Give nothing except the number of lines containing the word "mcap".
· · · ·
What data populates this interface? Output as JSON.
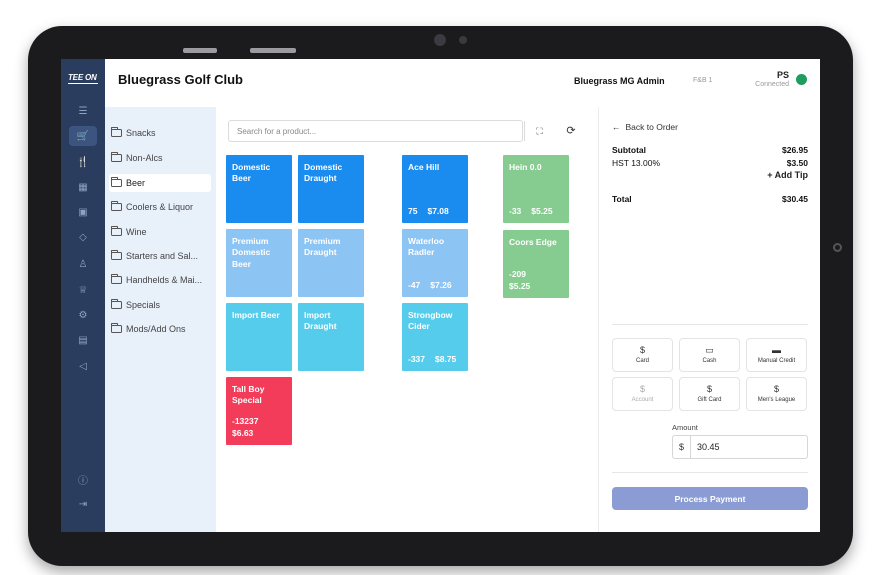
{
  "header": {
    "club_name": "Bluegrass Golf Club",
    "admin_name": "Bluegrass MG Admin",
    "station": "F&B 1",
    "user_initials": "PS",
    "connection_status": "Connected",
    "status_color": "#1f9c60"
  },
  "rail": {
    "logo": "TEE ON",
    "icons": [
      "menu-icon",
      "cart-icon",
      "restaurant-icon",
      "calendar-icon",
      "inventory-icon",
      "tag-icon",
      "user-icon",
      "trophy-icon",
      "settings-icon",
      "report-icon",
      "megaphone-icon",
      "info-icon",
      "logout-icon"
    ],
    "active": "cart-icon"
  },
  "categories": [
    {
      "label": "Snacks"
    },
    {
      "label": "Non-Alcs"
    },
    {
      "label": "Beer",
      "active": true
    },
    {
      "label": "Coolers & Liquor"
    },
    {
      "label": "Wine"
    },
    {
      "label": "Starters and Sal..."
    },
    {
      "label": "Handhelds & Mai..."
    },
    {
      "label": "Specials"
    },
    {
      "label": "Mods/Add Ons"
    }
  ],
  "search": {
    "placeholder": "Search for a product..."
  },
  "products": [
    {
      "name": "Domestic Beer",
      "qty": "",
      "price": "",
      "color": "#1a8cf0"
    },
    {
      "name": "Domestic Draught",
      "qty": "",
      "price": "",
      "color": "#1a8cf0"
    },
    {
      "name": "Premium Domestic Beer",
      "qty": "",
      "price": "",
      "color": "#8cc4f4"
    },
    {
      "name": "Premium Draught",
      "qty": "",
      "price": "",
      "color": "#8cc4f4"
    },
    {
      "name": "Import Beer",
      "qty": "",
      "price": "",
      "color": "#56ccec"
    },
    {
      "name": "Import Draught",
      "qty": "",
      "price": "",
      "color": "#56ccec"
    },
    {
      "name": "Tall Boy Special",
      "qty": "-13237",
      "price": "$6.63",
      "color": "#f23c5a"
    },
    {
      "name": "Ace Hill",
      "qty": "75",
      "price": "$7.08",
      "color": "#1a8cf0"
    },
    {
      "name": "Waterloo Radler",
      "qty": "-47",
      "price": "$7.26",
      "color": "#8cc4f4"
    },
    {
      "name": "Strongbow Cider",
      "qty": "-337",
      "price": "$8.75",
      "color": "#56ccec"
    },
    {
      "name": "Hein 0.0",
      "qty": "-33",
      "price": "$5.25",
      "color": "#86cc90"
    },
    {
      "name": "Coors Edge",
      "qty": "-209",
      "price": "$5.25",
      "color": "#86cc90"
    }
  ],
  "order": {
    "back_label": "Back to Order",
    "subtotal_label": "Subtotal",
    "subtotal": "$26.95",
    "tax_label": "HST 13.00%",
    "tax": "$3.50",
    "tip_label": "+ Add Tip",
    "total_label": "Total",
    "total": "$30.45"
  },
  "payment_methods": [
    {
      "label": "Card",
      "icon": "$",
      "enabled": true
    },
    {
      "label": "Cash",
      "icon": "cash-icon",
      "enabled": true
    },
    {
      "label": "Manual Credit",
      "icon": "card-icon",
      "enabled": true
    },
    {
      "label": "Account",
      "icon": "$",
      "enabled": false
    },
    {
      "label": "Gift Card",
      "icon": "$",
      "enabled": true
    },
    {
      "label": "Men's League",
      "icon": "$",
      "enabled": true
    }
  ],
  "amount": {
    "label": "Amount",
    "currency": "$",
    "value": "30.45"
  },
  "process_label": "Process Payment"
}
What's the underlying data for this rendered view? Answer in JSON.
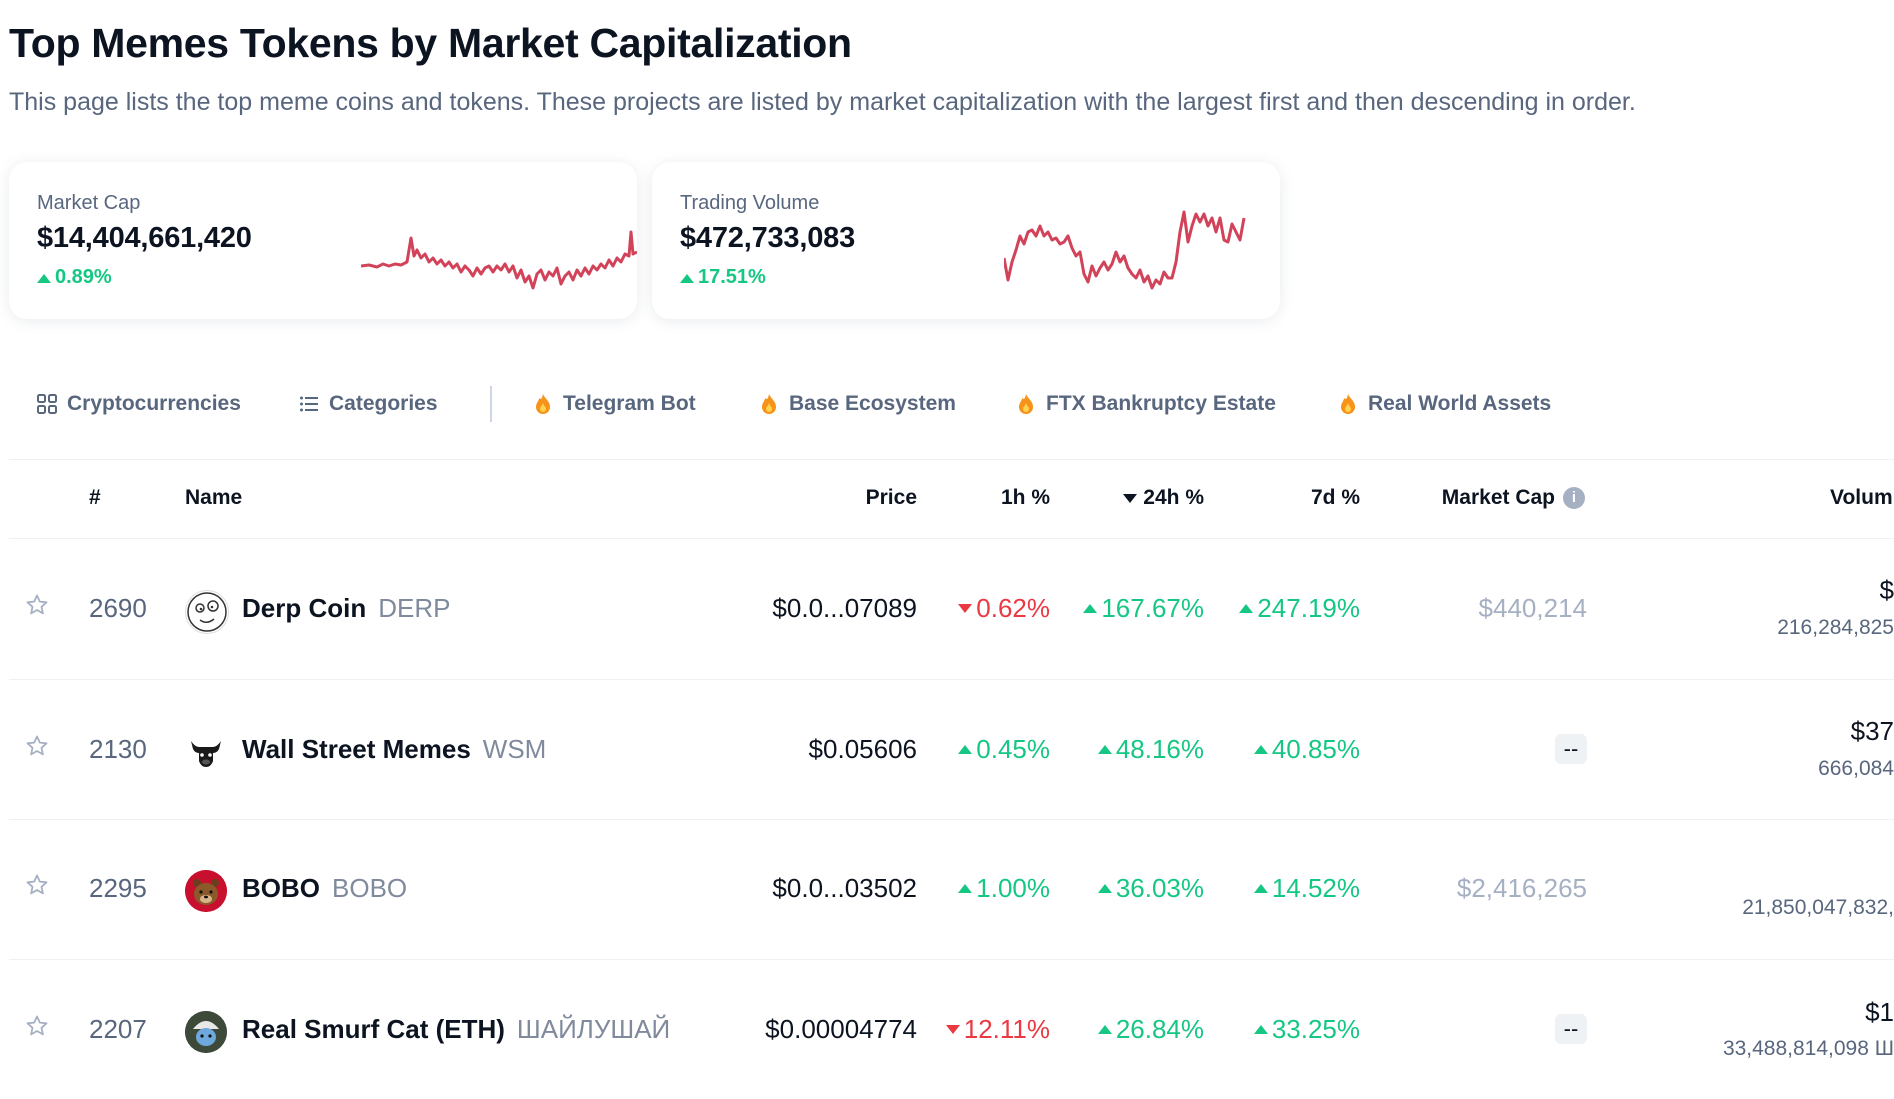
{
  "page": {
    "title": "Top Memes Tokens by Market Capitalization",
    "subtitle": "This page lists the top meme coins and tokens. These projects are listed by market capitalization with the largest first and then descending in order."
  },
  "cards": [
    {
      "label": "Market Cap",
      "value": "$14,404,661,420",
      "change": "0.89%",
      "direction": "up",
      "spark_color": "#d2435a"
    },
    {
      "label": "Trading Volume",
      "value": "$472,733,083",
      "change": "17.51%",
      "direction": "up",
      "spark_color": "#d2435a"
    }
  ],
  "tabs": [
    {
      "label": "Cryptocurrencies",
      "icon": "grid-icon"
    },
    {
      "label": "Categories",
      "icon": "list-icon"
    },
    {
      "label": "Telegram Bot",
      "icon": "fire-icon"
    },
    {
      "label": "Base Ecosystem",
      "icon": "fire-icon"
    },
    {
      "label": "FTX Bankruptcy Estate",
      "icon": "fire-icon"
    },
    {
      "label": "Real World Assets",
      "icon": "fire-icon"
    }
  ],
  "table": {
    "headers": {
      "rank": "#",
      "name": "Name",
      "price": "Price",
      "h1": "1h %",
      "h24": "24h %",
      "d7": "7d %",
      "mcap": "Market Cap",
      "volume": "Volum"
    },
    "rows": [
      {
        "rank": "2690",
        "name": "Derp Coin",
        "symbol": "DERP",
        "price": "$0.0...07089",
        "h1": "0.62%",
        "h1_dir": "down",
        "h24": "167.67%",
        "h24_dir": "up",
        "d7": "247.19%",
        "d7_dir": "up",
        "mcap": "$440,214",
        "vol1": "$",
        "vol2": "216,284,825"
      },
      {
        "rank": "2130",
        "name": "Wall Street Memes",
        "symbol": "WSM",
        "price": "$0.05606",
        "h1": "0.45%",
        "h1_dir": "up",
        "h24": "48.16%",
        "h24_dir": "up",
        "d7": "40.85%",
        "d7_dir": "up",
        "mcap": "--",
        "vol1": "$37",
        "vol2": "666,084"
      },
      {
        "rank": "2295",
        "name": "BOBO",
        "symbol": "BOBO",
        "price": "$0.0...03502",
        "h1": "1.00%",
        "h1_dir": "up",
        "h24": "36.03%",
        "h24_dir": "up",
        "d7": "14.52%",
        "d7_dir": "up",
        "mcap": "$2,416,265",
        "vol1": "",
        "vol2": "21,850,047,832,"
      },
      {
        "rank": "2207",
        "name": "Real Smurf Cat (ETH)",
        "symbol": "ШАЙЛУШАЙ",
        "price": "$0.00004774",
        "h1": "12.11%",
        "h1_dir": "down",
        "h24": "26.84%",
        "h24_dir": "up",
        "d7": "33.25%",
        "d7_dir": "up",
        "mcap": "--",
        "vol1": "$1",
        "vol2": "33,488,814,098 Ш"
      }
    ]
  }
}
· · · ·
→ Written reply: 5